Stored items
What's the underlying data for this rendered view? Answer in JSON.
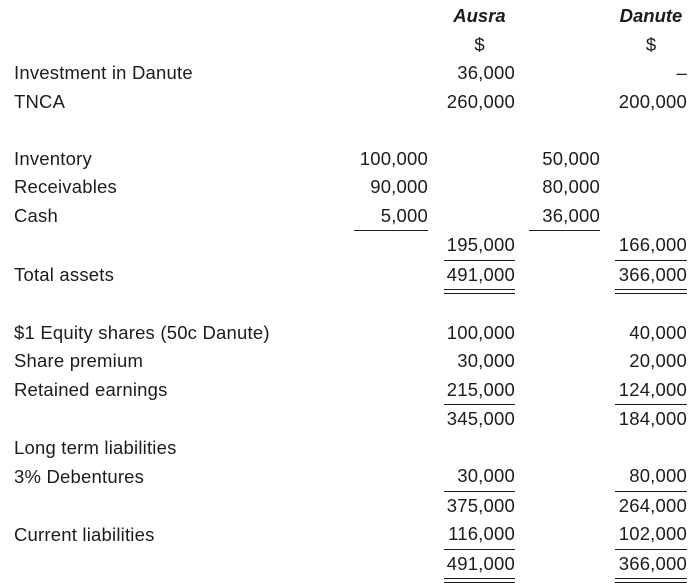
{
  "colors": {
    "text": "#1c1c1c",
    "background": "#ffffff",
    "rule": "#1c1c1c"
  },
  "statement": {
    "companies": [
      {
        "name": "Ausra",
        "currency": "$"
      },
      {
        "name": "Danute",
        "currency": "$"
      }
    ],
    "rows": [
      {
        "name": "row-investment-in-danute",
        "label": "Investment in Danute",
        "b": "36,000",
        "d": "–"
      },
      {
        "name": "row-tnca",
        "label": "TNCA",
        "b": "260,000",
        "d": "200,000"
      },
      {
        "name": "spacer-row",
        "spacer": true
      },
      {
        "name": "row-inventory",
        "label": "Inventory",
        "a": "100,000",
        "c": "50,000"
      },
      {
        "name": "row-receivables",
        "label": "Receivables",
        "a": "90,000",
        "c": "80,000"
      },
      {
        "name": "row-cash",
        "label": "Cash",
        "a": "5,000",
        "rule_a": "single",
        "c": "36,000",
        "rule_c": "single"
      },
      {
        "name": "row-current-assets-subtotal",
        "label": "",
        "b": "195,000",
        "rule_b": "single",
        "d": "166,000",
        "rule_d": "single"
      },
      {
        "name": "row-total-assets",
        "label": "Total assets",
        "b": "491,000",
        "rule_b": "double",
        "d": "366,000",
        "rule_d": "double"
      },
      {
        "name": "spacer-row",
        "spacer": true
      },
      {
        "name": "row-equity-shares",
        "label": "$1 Equity shares (50c Danute)",
        "b": "100,000",
        "d": "40,000"
      },
      {
        "name": "row-share-premium",
        "label": "Share premium",
        "b": "30,000",
        "d": "20,000"
      },
      {
        "name": "row-retained-earnings",
        "label": "Retained earnings",
        "b": "215,000",
        "rule_b": "single",
        "d": "124,000",
        "rule_d": "single"
      },
      {
        "name": "row-equity-subtotal",
        "label": "",
        "b": "345,000",
        "d": "184,000"
      },
      {
        "name": "row-long-term-liabilities-heading",
        "label": "Long term liabilities"
      },
      {
        "name": "row-debentures",
        "label": "3% Debentures",
        "b": "30,000",
        "rule_b": "single",
        "d": "80,000",
        "rule_d": "single"
      },
      {
        "name": "row-equity-and-ltl-subtotal",
        "label": "",
        "b": "375,000",
        "d": "264,000"
      },
      {
        "name": "row-current-liabilities",
        "label": "Current liabilities",
        "b": "116,000",
        "rule_b": "single",
        "d": "102,000",
        "rule_d": "single"
      },
      {
        "name": "row-total-equity-and-liabilities",
        "label": "",
        "b": "491,000",
        "rule_b": "double",
        "d": "366,000",
        "rule_d": "double"
      }
    ]
  }
}
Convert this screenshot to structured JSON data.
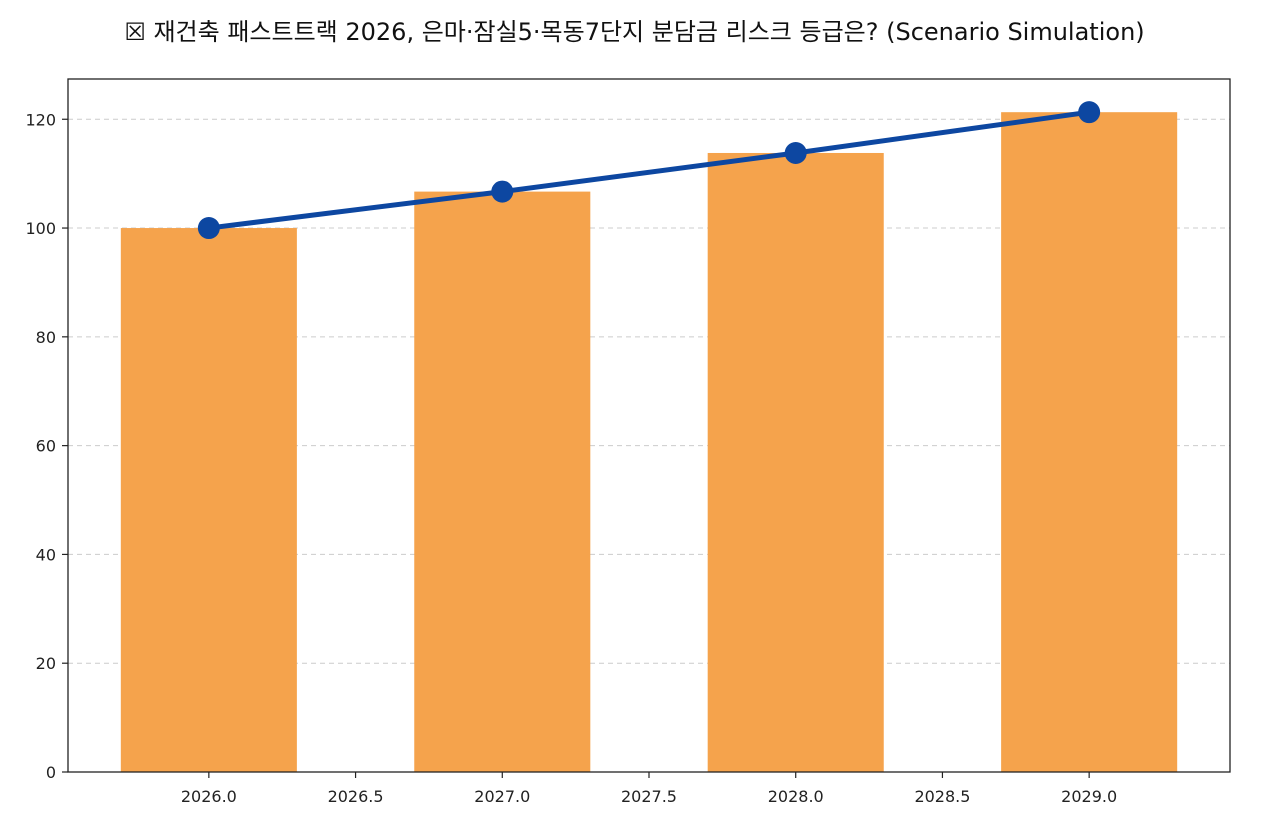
{
  "chart_data": {
    "type": "bar",
    "title": "☒ 재건축 패스트트랙 2026, 은마·잠실5·목동7단지 분담금 리스크 등급은? (Scenario Simulation)",
    "xlabel": "",
    "ylabel": "",
    "x": [
      2026,
      2027,
      2028,
      2029
    ],
    "series": [
      {
        "type": "bar",
        "values": [
          100,
          106.7,
          113.8,
          121.3
        ],
        "color": "#F5A34C"
      },
      {
        "type": "line",
        "values": [
          100,
          106.7,
          113.8,
          121.3
        ],
        "color": "#0D47A1",
        "marker": "circle"
      }
    ],
    "xlim": [
      2025.52,
      2029.48
    ],
    "ylim": [
      0,
      127.4
    ],
    "xticks": [
      2026.0,
      2026.5,
      2027.0,
      2027.5,
      2028.0,
      2028.5,
      2029.0
    ],
    "xtick_labels": [
      "2026.0",
      "2026.5",
      "2027.0",
      "2027.5",
      "2028.0",
      "2028.5",
      "2029.0"
    ],
    "yticks": [
      0,
      20,
      40,
      60,
      80,
      100,
      120
    ],
    "ytick_labels": [
      "0",
      "20",
      "40",
      "60",
      "80",
      "100",
      "120"
    ],
    "bar_width": 0.6,
    "grid": "y-dashed",
    "legend": "none"
  }
}
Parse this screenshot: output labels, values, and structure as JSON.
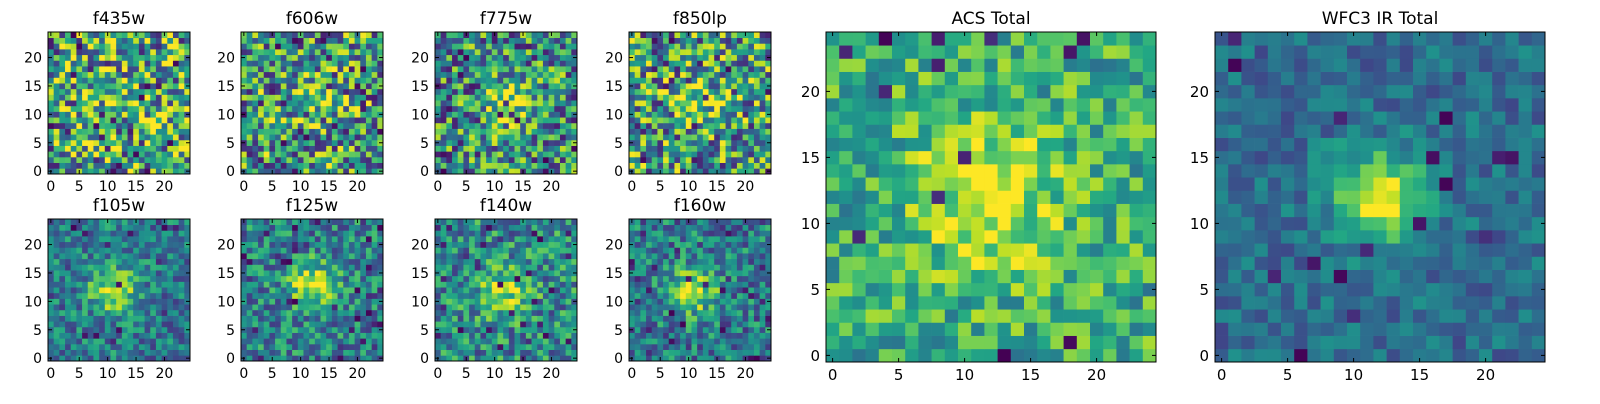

* _DIRECTIONS_: In the entries above, identify every line with the word "subtotal". Copy those lines.

* _RESULT OF THIS EXERCISE_:
        "name": "row-current-assets-subtotal",
        "name": "row-equity-subtotal",
        "name": "row-equity-and-ltl-subtotal",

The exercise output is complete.